#### Materials provided
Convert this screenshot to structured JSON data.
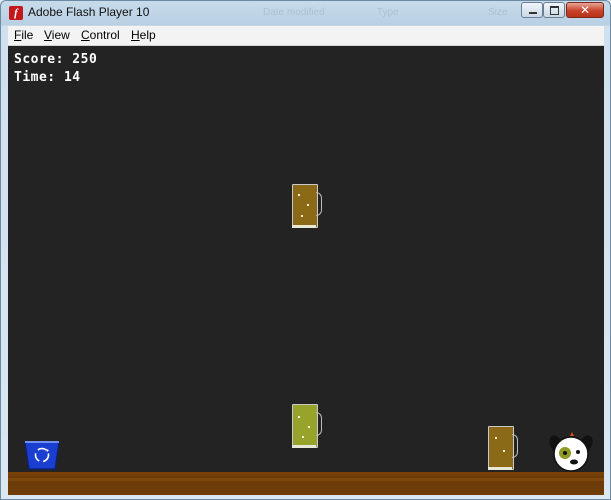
{
  "window": {
    "title": "Adobe Flash Player 10",
    "ghost_headers": [
      "Date modified",
      "Type",
      "Size"
    ],
    "close_glyph": "✕"
  },
  "menu": {
    "items": [
      {
        "label": "File",
        "accel": "F"
      },
      {
        "label": "View",
        "accel": "V"
      },
      {
        "label": "Control",
        "accel": "C"
      },
      {
        "label": "Help",
        "accel": "H"
      }
    ]
  },
  "game": {
    "score_label": "Score: 250",
    "time_label": "Time: 14",
    "colors": {
      "stage_bg": "#232323",
      "ground": "#6b3a08",
      "mug_dark": "#8a6a16",
      "mug_light": "#97a32a",
      "bin_blue": "#1a3fd0"
    },
    "icons": [
      "recycle-bin-icon",
      "dog-character-icon",
      "beer-mug-icon"
    ]
  }
}
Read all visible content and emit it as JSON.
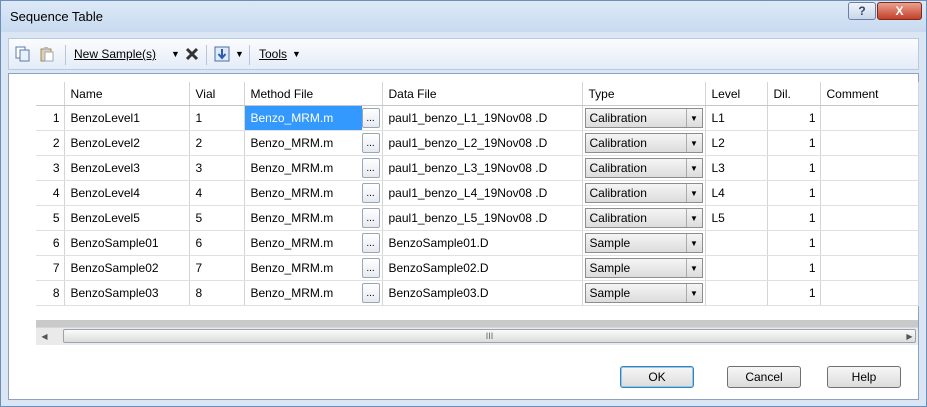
{
  "window": {
    "title": "Sequence Table",
    "help_glyph": "?",
    "close_glyph": "X"
  },
  "toolbar": {
    "new_samples_label": "New Sample(s)",
    "tools_label": "Tools"
  },
  "table": {
    "headers": [
      "",
      "Name",
      "Vial",
      "Method File",
      "Data File",
      "Type",
      "Level",
      "Dil.",
      "Comment"
    ],
    "rows": [
      {
        "idx": "1",
        "name": "BenzoLevel1",
        "vial": "1",
        "method": "Benzo_MRM.m",
        "data_file": "paul1_benzo_L1_19Nov08 .D",
        "type": "Calibration",
        "level": "L1",
        "dil": "1",
        "comment": ""
      },
      {
        "idx": "2",
        "name": "BenzoLevel2",
        "vial": "2",
        "method": "Benzo_MRM.m",
        "data_file": "paul1_benzo_L2_19Nov08 .D",
        "type": "Calibration",
        "level": "L2",
        "dil": "1",
        "comment": ""
      },
      {
        "idx": "3",
        "name": "BenzoLevel3",
        "vial": "3",
        "method": "Benzo_MRM.m",
        "data_file": "paul1_benzo_L3_19Nov08 .D",
        "type": "Calibration",
        "level": "L3",
        "dil": "1",
        "comment": ""
      },
      {
        "idx": "4",
        "name": "BenzoLevel4",
        "vial": "4",
        "method": "Benzo_MRM.m",
        "data_file": "paul1_benzo_L4_19Nov08 .D",
        "type": "Calibration",
        "level": "L4",
        "dil": "1",
        "comment": ""
      },
      {
        "idx": "5",
        "name": "BenzoLevel5",
        "vial": "5",
        "method": "Benzo_MRM.m",
        "data_file": "paul1_benzo_L5_19Nov08 .D",
        "type": "Calibration",
        "level": "L5",
        "dil": "1",
        "comment": ""
      },
      {
        "idx": "6",
        "name": "BenzoSample01",
        "vial": "6",
        "method": "Benzo_MRM.m",
        "data_file": "BenzoSample01.D",
        "type": "Sample",
        "level": "",
        "dil": "1",
        "comment": ""
      },
      {
        "idx": "7",
        "name": "BenzoSample02",
        "vial": "7",
        "method": "Benzo_MRM.m",
        "data_file": "BenzoSample02.D",
        "type": "Sample",
        "level": "",
        "dil": "1",
        "comment": ""
      },
      {
        "idx": "8",
        "name": "BenzoSample03",
        "vial": "8",
        "method": "Benzo_MRM.m",
        "data_file": "BenzoSample03.D",
        "type": "Sample",
        "level": "",
        "dil": "1",
        "comment": ""
      }
    ],
    "browse_glyph": "..."
  },
  "scrollbar": {
    "grip_glyph": "III"
  },
  "buttons": {
    "ok": "OK",
    "cancel": "Cancel",
    "help": "Help"
  }
}
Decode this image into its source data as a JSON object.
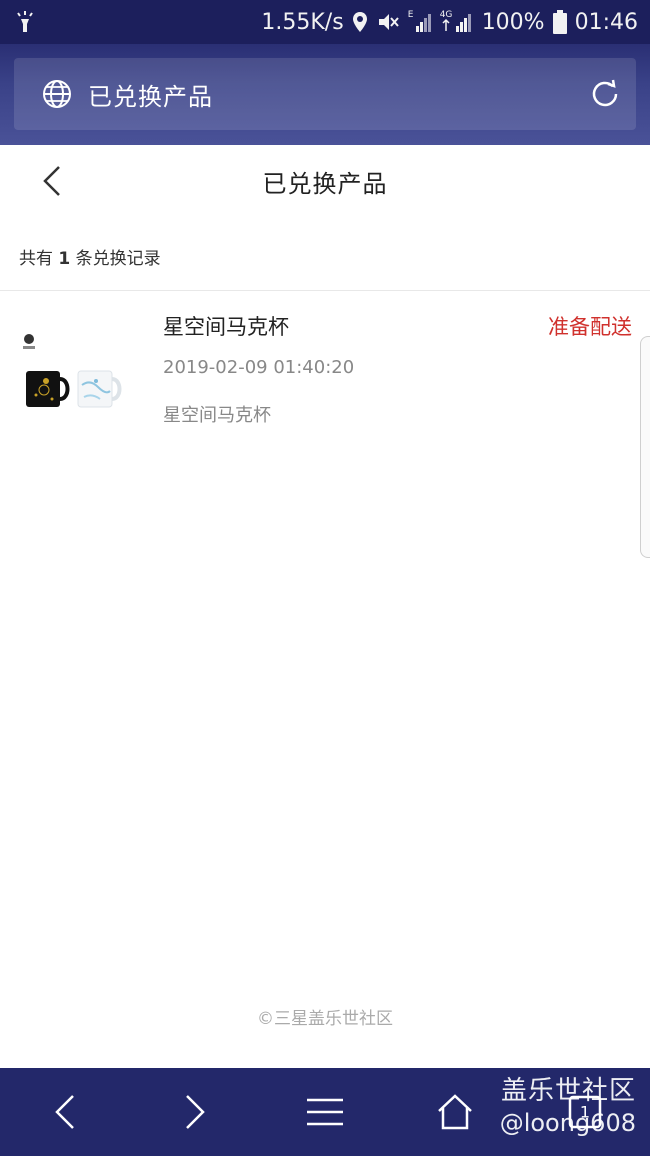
{
  "status_bar": {
    "speed": "1.55K/s",
    "network_e": "E",
    "network_4g": "4G",
    "battery": "100%",
    "time": "01:46"
  },
  "browser": {
    "title": "已兑换产品"
  },
  "header": {
    "title": "已兑换产品"
  },
  "summary": {
    "prefix": "共有",
    "count": "1",
    "suffix": "条兑换记录"
  },
  "orders": [
    {
      "name": "星空间马克杯",
      "status": "准备配送",
      "time": "2019-02-09 01:40:20",
      "description": "星空间马克杯"
    }
  ],
  "footer": {
    "copyright": "©三星盖乐世社区"
  },
  "bottom_nav": {
    "tab_count": "1"
  },
  "watermark": {
    "line1": "盖乐世社区",
    "line2": "@loong608"
  },
  "colors": {
    "status_bar": "#1c1f5c",
    "status_accent": "#d0312d",
    "bottom_nav": "#23286a"
  }
}
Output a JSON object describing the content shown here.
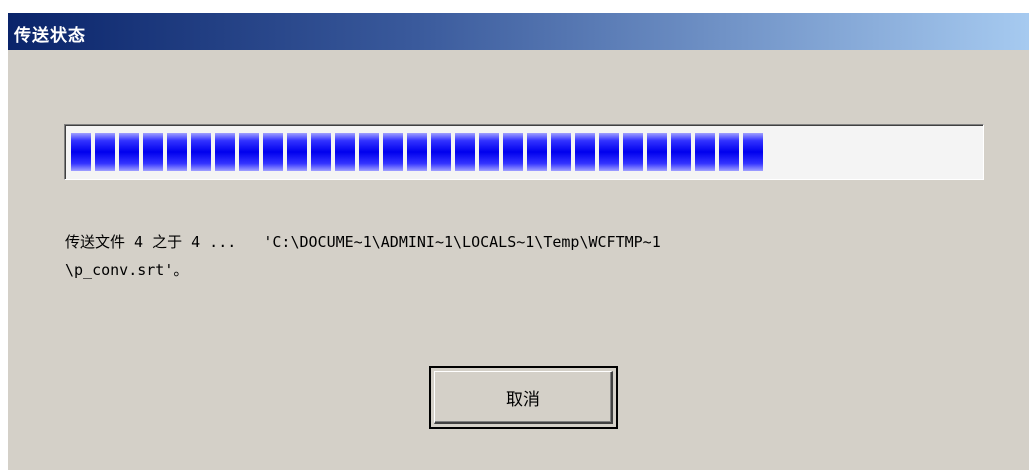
{
  "window": {
    "title": "传送状态"
  },
  "progress": {
    "fraction": 0.757,
    "color": "#0000ee"
  },
  "status": {
    "line1": "传送文件 4 之于 4 ...   'C:\\DOCUME~1\\ADMINI~1\\LOCALS~1\\Temp\\WCFTMP~1",
    "line2": "\\p_conv.srt'。"
  },
  "buttons": {
    "cancel_label": "取消"
  }
}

#### Task prompt
Reproduce each entry verbatim, excluding any embedded images.

#### Task response
Convert this screenshot to structured JSON data.
{
  "window": {
    "title": "Adobe Flash Player 10",
    "ghost_headers": [
      "Date modified",
      "Type",
      "Size"
    ],
    "close_glyph": "✕"
  },
  "menu": {
    "items": [
      {
        "label": "File",
        "accel": "F"
      },
      {
        "label": "View",
        "accel": "V"
      },
      {
        "label": "Control",
        "accel": "C"
      },
      {
        "label": "Help",
        "accel": "H"
      }
    ]
  },
  "game": {
    "score_label": "Score: 250",
    "time_label": "Time: 14",
    "colors": {
      "stage_bg": "#232323",
      "ground": "#6b3a08",
      "mug_dark": "#8a6a16",
      "mug_light": "#97a32a",
      "bin_blue": "#1a3fd0"
    },
    "icons": [
      "recycle-bin-icon",
      "dog-character-icon",
      "beer-mug-icon"
    ]
  }
}
Read all visible content and emit it as JSON.
{
  "window": {
    "title": "Sequence Table",
    "help_glyph": "?",
    "close_glyph": "X"
  },
  "toolbar": {
    "new_samples_label": "New Sample(s)",
    "tools_label": "Tools"
  },
  "table": {
    "headers": [
      "",
      "Name",
      "Vial",
      "Method File",
      "Data File",
      "Type",
      "Level",
      "Dil.",
      "Comment"
    ],
    "rows": [
      {
        "idx": "1",
        "name": "BenzoLevel1",
        "vial": "1",
        "method": "Benzo_MRM.m",
        "data_file": "paul1_benzo_L1_19Nov08 .D",
        "type": "Calibration",
        "level": "L1",
        "dil": "1",
        "comment": ""
      },
      {
        "idx": "2",
        "name": "BenzoLevel2",
        "vial": "2",
        "method": "Benzo_MRM.m",
        "data_file": "paul1_benzo_L2_19Nov08 .D",
        "type": "Calibration",
        "level": "L2",
        "dil": "1",
        "comment": ""
      },
      {
        "idx": "3",
        "name": "BenzoLevel3",
        "vial": "3",
        "method": "Benzo_MRM.m",
        "data_file": "paul1_benzo_L3_19Nov08 .D",
        "type": "Calibration",
        "level": "L3",
        "dil": "1",
        "comment": ""
      },
      {
        "idx": "4",
        "name": "BenzoLevel4",
        "vial": "4",
        "method": "Benzo_MRM.m",
        "data_file": "paul1_benzo_L4_19Nov08 .D",
        "type": "Calibration",
        "level": "L4",
        "dil": "1",
        "comment": ""
      },
      {
        "idx": "5",
        "name": "BenzoLevel5",
        "vial": "5",
        "method": "Benzo_MRM.m",
        "data_file": "paul1_benzo_L5_19Nov08 .D",
        "type": "Calibration",
        "level": "L5",
        "dil": "1",
        "comment": ""
      },
      {
        "idx": "6",
        "name": "BenzoSample01",
        "vial": "6",
        "method": "Benzo_MRM.m",
        "data_file": "BenzoSample01.D",
        "type": "Sample",
        "level": "",
        "dil": "1",
        "comment": ""
      },
      {
        "idx": "7",
        "name": "BenzoSample02",
        "vial": "7",
        "method": "Benzo_MRM.m",
        "data_file": "BenzoSample02.D",
        "type": "Sample",
        "level": "",
        "dil": "1",
        "comment": ""
      },
      {
        "idx": "8",
        "name": "BenzoSample03",
        "vial": "8",
        "method": "Benzo_MRM.m",
        "data_file": "BenzoSample03.D",
        "type": "Sample",
        "level": "",
        "dil": "1",
        "comment": ""
      }
    ],
    "browse_glyph": "..."
  },
  "scrollbar": {
    "grip_glyph": "III"
  },
  "buttons": {
    "ok": "OK",
    "cancel": "Cancel",
    "help": "Help"
  }
}
Decode this image into its source data as a JSON object.
{
  "status_bar": {
    "speed": "1.55K/s",
    "network_e": "E",
    "network_4g": "4G",
    "battery": "100%",
    "time": "01:46"
  },
  "browser": {
    "title": "已兑换产品"
  },
  "header": {
    "title": "已兑换产品"
  },
  "summary": {
    "prefix": "共有",
    "count": "1",
    "suffix": "条兑换记录"
  },
  "orders": [
    {
      "name": "星空间马克杯",
      "status": "准备配送",
      "time": "2019-02-09 01:40:20",
      "description": "星空间马克杯"
    }
  ],
  "footer": {
    "copyright": "©三星盖乐世社区"
  },
  "bottom_nav": {
    "tab_count": "1"
  },
  "watermark": {
    "line1": "盖乐世社区",
    "line2": "@loong608"
  },
  "colors": {
    "status_bar": "#1c1f5c",
    "status_accent": "#d0312d",
    "bottom_nav": "#23286a"
  }
}
Output a JSON object describing the content shown here.
{
  "window": {
    "title": "传送状态"
  },
  "progress": {
    "fraction": 0.757,
    "color": "#0000ee"
  },
  "status": {
    "line1": "传送文件 4 之于 4 ...   'C:\\DOCUME~1\\ADMINI~1\\LOCALS~1\\Temp\\WCFTMP~1",
    "line2": "\\p_conv.srt'。"
  },
  "buttons": {
    "cancel_label": "取消"
  }
}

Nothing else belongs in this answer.